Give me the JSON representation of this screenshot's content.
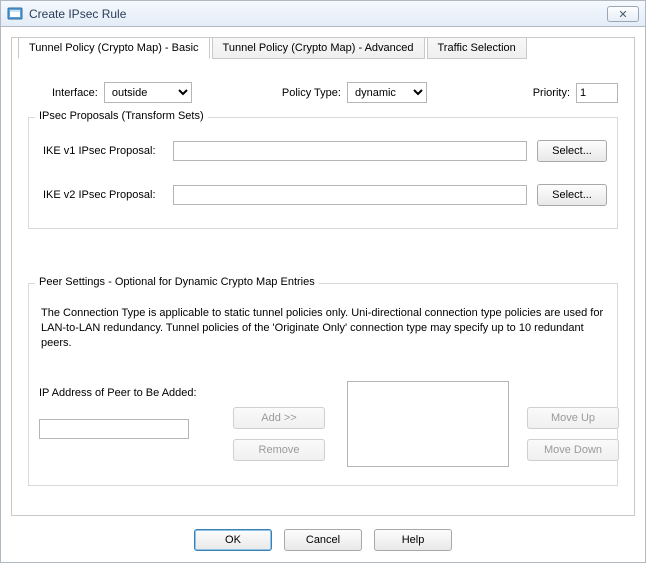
{
  "window": {
    "title": "Create IPsec Rule",
    "close_glyph": "✕"
  },
  "tabs": {
    "basic": "Tunnel Policy (Crypto Map) - Basic",
    "advanced": "Tunnel Policy (Crypto Map) - Advanced",
    "traffic": "Traffic Selection"
  },
  "toprow": {
    "interface_label": "Interface:",
    "interface_value": "outside",
    "policy_type_label": "Policy Type:",
    "policy_type_value": "dynamic",
    "priority_label": "Priority:",
    "priority_value": "1"
  },
  "proposals": {
    "legend": "IPsec Proposals (Transform Sets)",
    "ike1_label": "IKE v1 IPsec Proposal:",
    "ike1_value": "",
    "ike2_label": "IKE v2 IPsec Proposal:",
    "ike2_value": "",
    "select_label": "Select..."
  },
  "peer": {
    "legend": "Peer Settings  -  Optional for Dynamic Crypto Map Entries",
    "description": "The Connection Type is applicable to static tunnel policies only. Uni-directional connection type policies are used for LAN-to-LAN redundancy. Tunnel policies of the 'Originate Only' connection type may specify up to 10 redundant peers.",
    "ip_label": "IP Address of Peer to Be Added:",
    "ip_value": "",
    "add_label": "Add >>",
    "remove_label": "Remove",
    "moveup_label": "Move Up",
    "movedown_label": "Move Down",
    "peer_list": []
  },
  "buttons": {
    "ok": "OK",
    "cancel": "Cancel",
    "help": "Help"
  }
}
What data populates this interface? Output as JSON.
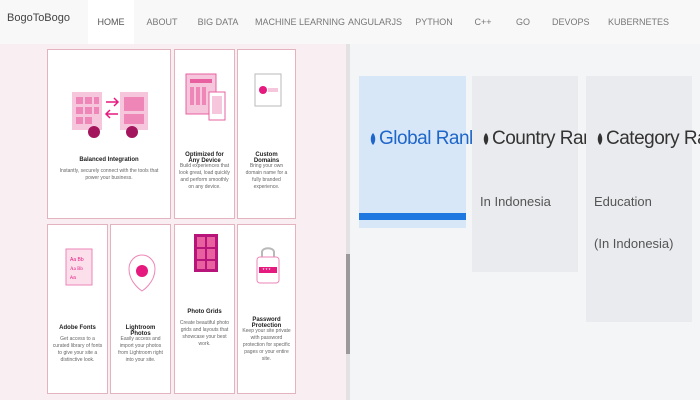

• WRITTEN TASK: Quote the entries above word for word. Leave the images out.

• WRITTEN RESPONSE:
Give me the JSON representation of this screenshot's content.
{
  "window": {
    "title": "Create IPsec Rule",
    "close_glyph": "✕"
  },
  "tabs": {
    "basic": "Tunnel Policy (Crypto Map) - Basic",
    "advanced": "Tunnel Policy (Crypto Map) - Advanced",
    "traffic": "Traffic Selection"
  },
  "toprow": {
    "interface_label": "Interface:",
    "interface_value": "outside",
    "policy_type_label": "Policy Type:",
    "policy_type_value": "dynamic",
    "priority_label": "Priority:",
    "priority_value": "1"
  },
  "proposals": {
    "legend": "IPsec Proposals (Transform Sets)",
    "ike1_label": "IKE v1 IPsec Proposal:",
    "ike1_value": "",
    "ike2_label": "IKE v2 IPsec Proposal:",
    "ike2_value": "",
    "select_label": "Select..."
  },
  "peer": {
    "legend": "Peer Settings  -  Optional for Dynamic Crypto Map Entries",
    "description": "The Connection Type is applicable to static tunnel policies only. Uni-directional connection type policies are used for LAN-to-LAN redundancy. Tunnel policies of the 'Originate Only' connection type may specify up to 10 redundant peers.",
    "ip_label": "IP Address of Peer to Be Added:",
    "ip_value": "",
    "add_label": "Add >>",
    "remove_label": "Remove",
    "moveup_label": "Move Up",
    "movedown_label": "Move Down",
    "peer_list": []
  },
  "buttons": {
    "ok": "OK",
    "cancel": "Cancel",
    "help": "Help"
  }
}
What data populates this interface? Output as JSON.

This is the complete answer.